▶ _Problem to work on_:
Print all the records exactly, please.

--------------------------------------------------

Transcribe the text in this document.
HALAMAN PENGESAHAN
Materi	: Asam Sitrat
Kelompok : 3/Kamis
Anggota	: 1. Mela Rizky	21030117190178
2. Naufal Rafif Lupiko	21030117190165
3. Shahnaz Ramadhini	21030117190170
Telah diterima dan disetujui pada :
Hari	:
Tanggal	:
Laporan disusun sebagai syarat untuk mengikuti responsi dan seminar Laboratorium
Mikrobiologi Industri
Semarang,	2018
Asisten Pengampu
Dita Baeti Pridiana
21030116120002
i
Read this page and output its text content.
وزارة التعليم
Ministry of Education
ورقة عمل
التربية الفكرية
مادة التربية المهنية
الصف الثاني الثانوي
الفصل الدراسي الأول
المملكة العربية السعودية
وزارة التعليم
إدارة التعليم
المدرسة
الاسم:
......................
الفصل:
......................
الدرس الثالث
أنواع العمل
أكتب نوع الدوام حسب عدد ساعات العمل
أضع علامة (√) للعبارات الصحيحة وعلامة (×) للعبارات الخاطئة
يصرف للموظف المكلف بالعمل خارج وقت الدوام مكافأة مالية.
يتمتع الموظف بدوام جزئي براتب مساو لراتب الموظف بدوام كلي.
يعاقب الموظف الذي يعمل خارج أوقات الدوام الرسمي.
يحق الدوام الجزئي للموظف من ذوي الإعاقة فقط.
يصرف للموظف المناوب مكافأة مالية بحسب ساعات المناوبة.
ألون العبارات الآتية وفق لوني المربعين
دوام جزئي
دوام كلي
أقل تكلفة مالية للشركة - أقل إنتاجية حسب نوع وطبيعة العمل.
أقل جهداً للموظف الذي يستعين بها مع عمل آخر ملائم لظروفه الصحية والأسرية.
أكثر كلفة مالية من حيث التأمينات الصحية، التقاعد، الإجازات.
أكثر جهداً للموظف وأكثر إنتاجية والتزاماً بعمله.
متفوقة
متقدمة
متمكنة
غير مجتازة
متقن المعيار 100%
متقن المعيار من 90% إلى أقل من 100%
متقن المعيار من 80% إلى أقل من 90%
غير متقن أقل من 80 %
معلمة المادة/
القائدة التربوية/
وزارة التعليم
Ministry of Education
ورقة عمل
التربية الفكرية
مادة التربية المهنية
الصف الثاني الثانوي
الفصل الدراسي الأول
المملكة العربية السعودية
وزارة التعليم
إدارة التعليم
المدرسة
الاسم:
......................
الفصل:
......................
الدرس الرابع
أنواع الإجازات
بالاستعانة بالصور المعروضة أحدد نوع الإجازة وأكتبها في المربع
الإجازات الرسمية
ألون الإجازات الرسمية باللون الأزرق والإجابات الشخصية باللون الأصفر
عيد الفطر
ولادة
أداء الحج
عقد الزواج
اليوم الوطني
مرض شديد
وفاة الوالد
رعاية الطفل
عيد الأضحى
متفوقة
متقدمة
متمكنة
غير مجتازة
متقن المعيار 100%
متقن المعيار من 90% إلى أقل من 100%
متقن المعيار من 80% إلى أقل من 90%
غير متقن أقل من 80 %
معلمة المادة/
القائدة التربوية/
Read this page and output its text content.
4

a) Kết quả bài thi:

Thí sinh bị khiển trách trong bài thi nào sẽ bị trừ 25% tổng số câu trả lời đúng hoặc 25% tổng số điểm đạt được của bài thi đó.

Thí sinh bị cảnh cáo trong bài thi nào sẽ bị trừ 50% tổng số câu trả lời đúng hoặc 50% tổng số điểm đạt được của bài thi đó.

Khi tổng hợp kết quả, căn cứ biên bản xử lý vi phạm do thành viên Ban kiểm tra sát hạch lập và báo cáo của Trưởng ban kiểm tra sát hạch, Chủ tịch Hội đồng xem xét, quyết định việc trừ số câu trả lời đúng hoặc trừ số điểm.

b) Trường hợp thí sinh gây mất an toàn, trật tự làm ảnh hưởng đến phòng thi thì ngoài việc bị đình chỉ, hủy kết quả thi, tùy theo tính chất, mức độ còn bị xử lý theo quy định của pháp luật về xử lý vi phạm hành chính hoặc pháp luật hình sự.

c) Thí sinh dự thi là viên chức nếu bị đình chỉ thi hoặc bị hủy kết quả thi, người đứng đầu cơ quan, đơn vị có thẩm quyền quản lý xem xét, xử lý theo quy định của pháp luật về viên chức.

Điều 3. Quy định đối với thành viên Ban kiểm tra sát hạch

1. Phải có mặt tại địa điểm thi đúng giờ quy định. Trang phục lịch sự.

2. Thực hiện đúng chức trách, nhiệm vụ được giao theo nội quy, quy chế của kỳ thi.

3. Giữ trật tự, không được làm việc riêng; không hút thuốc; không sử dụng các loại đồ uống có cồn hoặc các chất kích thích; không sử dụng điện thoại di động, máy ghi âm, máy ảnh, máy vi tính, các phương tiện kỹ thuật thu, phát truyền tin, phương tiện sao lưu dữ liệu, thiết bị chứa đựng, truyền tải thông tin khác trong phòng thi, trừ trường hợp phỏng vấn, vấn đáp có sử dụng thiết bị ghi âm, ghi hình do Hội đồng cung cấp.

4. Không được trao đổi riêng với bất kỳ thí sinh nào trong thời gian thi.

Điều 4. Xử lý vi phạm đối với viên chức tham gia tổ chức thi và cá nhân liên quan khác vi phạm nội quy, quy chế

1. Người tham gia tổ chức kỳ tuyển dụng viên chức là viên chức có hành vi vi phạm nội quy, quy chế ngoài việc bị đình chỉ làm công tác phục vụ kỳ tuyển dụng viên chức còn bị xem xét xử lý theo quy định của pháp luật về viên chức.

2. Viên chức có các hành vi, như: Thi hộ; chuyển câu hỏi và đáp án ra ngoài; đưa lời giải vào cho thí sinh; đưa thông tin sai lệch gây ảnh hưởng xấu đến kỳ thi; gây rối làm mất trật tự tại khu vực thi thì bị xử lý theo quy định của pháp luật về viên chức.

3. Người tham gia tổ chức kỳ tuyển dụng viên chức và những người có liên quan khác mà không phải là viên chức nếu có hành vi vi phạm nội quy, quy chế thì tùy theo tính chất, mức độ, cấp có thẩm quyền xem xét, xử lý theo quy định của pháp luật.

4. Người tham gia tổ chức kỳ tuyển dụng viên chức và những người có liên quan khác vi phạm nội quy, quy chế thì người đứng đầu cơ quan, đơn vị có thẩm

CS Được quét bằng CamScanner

--------------------------------------------------

▶ _Exercise response_:
Transcribe the text in this document.
HALAMAN PENGESAHAN
Materi	: Asam Sitrat
Kelompok : 3/Kamis
Anggota	: 1. Mela Rizky	21030117190178
2. Naufal Rafif Lupiko	21030117190165
3. Shahnaz Ramadhini	21030117190170
Telah diterima dan disetujui pada :
Hari	:
Tanggal	:
Laporan disusun sebagai syarat untuk mengikuti responsi dan seminar Laboratorium
Mikrobiologi Industri
Semarang,	2018
Asisten Pengampu
Dita Baeti Pridiana
21030116120002
i
Read this page and output its text content.
وزارة التعليم
Ministry of Education
ورقة عمل
التربية الفكرية
مادة التربية المهنية
الصف الثاني الثانوي
الفصل الدراسي الأول
المملكة العربية السعودية
وزارة التعليم
إدارة التعليم
المدرسة
الاسم:
......................
الفصل:
......................
الدرس الثالث
أنواع العمل
أكتب نوع الدوام حسب عدد ساعات العمل
أضع علامة (√) للعبارات الصحيحة وعلامة (×) للعبارات الخاطئة
يصرف للموظف المكلف بالعمل خارج وقت الدوام مكافأة مالية.
يتمتع الموظف بدوام جزئي براتب مساو لراتب الموظف بدوام كلي.
يعاقب الموظف الذي يعمل خارج أوقات الدوام الرسمي.
يحق الدوام الجزئي للموظف من ذوي الإعاقة فقط.
يصرف للموظف المناوب مكافأة مالية بحسب ساعات المناوبة.
ألون العبارات الآتية وفق لوني المربعين
دوام جزئي
دوام كلي
أقل تكلفة مالية للشركة - أقل إنتاجية حسب نوع وطبيعة العمل.
أقل جهداً للموظف الذي يستعين بها مع عمل آخر ملائم لظروفه الصحية والأسرية.
أكثر كلفة مالية من حيث التأمينات الصحية، التقاعد، الإجازات.
أكثر جهداً للموظف وأكثر إنتاجية والتزاماً بعمله.
متفوقة
متقدمة
متمكنة
غير مجتازة
متقن المعيار 100%
متقن المعيار من 90% إلى أقل من 100%
متقن المعيار من 80% إلى أقل من 90%
غير متقن أقل من 80 %
معلمة المادة/
القائدة التربوية/
وزارة التعليم
Ministry of Education
ورقة عمل
التربية الفكرية
مادة التربية المهنية
الصف الثاني الثانوي
الفصل الدراسي الأول
المملكة العربية السعودية
وزارة التعليم
إدارة التعليم
المدرسة
الاسم:
......................
الفصل:
......................
الدرس الرابع
أنواع الإجازات
بالاستعانة بالصور المعروضة أحدد نوع الإجازة وأكتبها في المربع
الإجازات الرسمية
ألون الإجازات الرسمية باللون الأزرق والإجابات الشخصية باللون الأصفر
عيد الفطر
ولادة
أداء الحج
عقد الزواج
اليوم الوطني
مرض شديد
وفاة الوالد
رعاية الطفل
عيد الأضحى
متفوقة
متقدمة
متمكنة
غير مجتازة
متقن المعيار 100%
متقن المعيار من 90% إلى أقل من 100%
متقن المعيار من 80% إلى أقل من 90%
غير متقن أقل من 80 %
معلمة المادة/
القائدة التربوية/
Read this page and output its text content.
4

a) Kết quả bài thi:

Thí sinh bị khiển trách trong bài thi nào sẽ bị trừ 25% tổng số câu trả lời đúng hoặc 25% tổng số điểm đạt được của bài thi đó.

Thí sinh bị cảnh cáo trong bài thi nào sẽ bị trừ 50% tổng số câu trả lời đúng hoặc 50% tổng số điểm đạt được của bài thi đó.

Khi tổng hợp kết quả, căn cứ biên bản xử lý vi phạm do thành viên Ban kiểm tra sát hạch lập và báo cáo của Trưởng ban kiểm tra sát hạch, Chủ tịch Hội đồng xem xét, quyết định việc trừ số câu trả lời đúng hoặc trừ số điểm.

b) Trường hợp thí sinh gây mất an toàn, trật tự làm ảnh hưởng đến phòng thi thì ngoài việc bị đình chỉ, hủy kết quả thi, tùy theo tính chất, mức độ còn bị xử lý theo quy định của pháp luật về xử lý vi phạm hành chính hoặc pháp luật hình sự.

c) Thí sinh dự thi là viên chức nếu bị đình chỉ thi hoặc bị hủy kết quả thi, người đứng đầu cơ quan, đơn vị có thẩm quyền quản lý xem xét, xử lý theo quy định của pháp luật về viên chức.

Điều 3. Quy định đối với thành viên Ban kiểm tra sát hạch

1. Phải có mặt tại địa điểm thi đúng giờ quy định. Trang phục lịch sự.

2. Thực hiện đúng chức trách, nhiệm vụ được giao theo nội quy, quy chế của kỳ thi.

3. Giữ trật tự, không được làm việc riêng; không hút thuốc; không sử dụng các loại đồ uống có cồn hoặc các chất kích thích; không sử dụng điện thoại di động, máy ghi âm, máy ảnh, máy vi tính, các phương tiện kỹ thuật thu, phát truyền tin, phương tiện sao lưu dữ liệu, thiết bị chứa đựng, truyền tải thông tin khác trong phòng thi, trừ trường hợp phỏng vấn, vấn đáp có sử dụng thiết bị ghi âm, ghi hình do Hội đồng cung cấp.

4. Không được trao đổi riêng với bất kỳ thí sinh nào trong thời gian thi.

Điều 4. Xử lý vi phạm đối với viên chức tham gia tổ chức thi và cá nhân liên quan khác vi phạm nội quy, quy chế

1. Người tham gia tổ chức kỳ tuyển dụng viên chức là viên chức có hành vi vi phạm nội quy, quy chế ngoài việc bị đình chỉ làm công tác phục vụ kỳ tuyển dụng viên chức còn bị xem xét xử lý theo quy định của pháp luật về viên chức.

2. Viên chức có các hành vi, như: Thi hộ; chuyển câu hỏi và đáp án ra ngoài; đưa lời giải vào cho thí sinh; đưa thông tin sai lệch gây ảnh hưởng xấu đến kỳ thi; gây rối làm mất trật tự tại khu vực thi thì bị xử lý theo quy định của pháp luật về viên chức.

3. Người tham gia tổ chức kỳ tuyển dụng viên chức và những người có liên quan khác mà không phải là viên chức nếu có hành vi vi phạm nội quy, quy chế thì tùy theo tính chất, mức độ, cấp có thẩm quyền xem xét, xử lý theo quy định của pháp luật.

4. Người tham gia tổ chức kỳ tuyển dụng viên chức và những người có liên quan khác vi phạm nội quy, quy chế thì người đứng đầu cơ quan, đơn vị có thẩm

CS Được quét bằng CamScanner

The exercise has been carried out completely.